-- start Entries provided --

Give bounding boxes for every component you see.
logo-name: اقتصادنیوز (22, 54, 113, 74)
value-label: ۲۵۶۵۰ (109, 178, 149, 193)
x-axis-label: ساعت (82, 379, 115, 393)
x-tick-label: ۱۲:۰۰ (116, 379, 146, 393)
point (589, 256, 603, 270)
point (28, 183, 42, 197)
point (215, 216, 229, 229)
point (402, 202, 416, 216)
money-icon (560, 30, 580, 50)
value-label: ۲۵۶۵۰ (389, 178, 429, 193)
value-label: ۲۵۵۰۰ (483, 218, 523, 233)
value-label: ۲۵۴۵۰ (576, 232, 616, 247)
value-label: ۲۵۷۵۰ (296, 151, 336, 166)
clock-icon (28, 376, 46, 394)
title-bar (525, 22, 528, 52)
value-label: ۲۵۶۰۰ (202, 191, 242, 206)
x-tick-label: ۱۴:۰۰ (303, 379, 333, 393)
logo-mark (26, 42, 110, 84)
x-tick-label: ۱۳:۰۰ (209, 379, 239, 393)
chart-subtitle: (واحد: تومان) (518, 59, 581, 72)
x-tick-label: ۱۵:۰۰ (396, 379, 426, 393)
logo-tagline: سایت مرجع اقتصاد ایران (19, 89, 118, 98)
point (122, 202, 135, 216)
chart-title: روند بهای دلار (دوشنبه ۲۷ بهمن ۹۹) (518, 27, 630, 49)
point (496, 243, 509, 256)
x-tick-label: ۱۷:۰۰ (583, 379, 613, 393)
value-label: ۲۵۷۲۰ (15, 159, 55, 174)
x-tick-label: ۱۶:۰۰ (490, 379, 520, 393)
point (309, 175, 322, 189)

-- end Entries provided --

**What you should do**
Lay out the records as a JSON list of strings, with each line as its own string and no blank lines.

**Result of this task**
[
  "Give bounding boxes for every component you see.",
  "logo-name: اقتصادنیوز (22, 54, 113, 74)",
  "value-label: ۲۵۶۵۰ (109, 178, 149, 193)",
  "x-axis-label: ساعت (82, 379, 115, 393)",
  "x-tick-label: ۱۲:۰۰ (116, 379, 146, 393)",
  "point (589, 256, 603, 270)",
  "point (28, 183, 42, 197)",
  "point (215, 216, 229, 229)",
  "point (402, 202, 416, 216)",
  "money-icon (560, 30, 580, 50)",
  "value-label: ۲۵۶۵۰ (389, 178, 429, 193)",
  "value-label: ۲۵۵۰۰ (483, 218, 523, 233)",
  "value-label: ۲۵۴۵۰ (576, 232, 616, 247)",
  "value-label: ۲۵۷۵۰ (296, 151, 336, 166)",
  "clock-icon (28, 376, 46, 394)",
  "title-bar (525, 22, 528, 52)",
  "value-label: ۲۵۶۰۰ (202, 191, 242, 206)",
  "x-tick-label: ۱۴:۰۰ (303, 379, 333, 393)",
  "logo-mark (26, 42, 110, 84)",
  "x-tick-label: ۱۳:۰۰ (209, 379, 239, 393)",
  "chart-subtitle: (واحد: تومان) (518, 59, 581, 72)",
  "x-tick-label: ۱۵:۰۰ (396, 379, 426, 393)",
  "logo-tagline: سایت مرجع اقتصاد ایران (19, 89, 118, 98)",
  "point (122, 202, 135, 216)",
  "chart-title: روند بهای دلار (دوشنبه ۲۷ بهمن ۹۹) (518, 27, 630, 49)",
  "point (496, 243, 509, 256)",
  "x-tick-label: ۱۷:۰۰ (583, 379, 613, 393)",
  "value-label: ۲۵۷۲۰ (15, 159, 55, 174)",
  "x-tick-label: ۱۶:۰۰ (490, 379, 520, 393)",
  "point (309, 175, 322, 189)"
]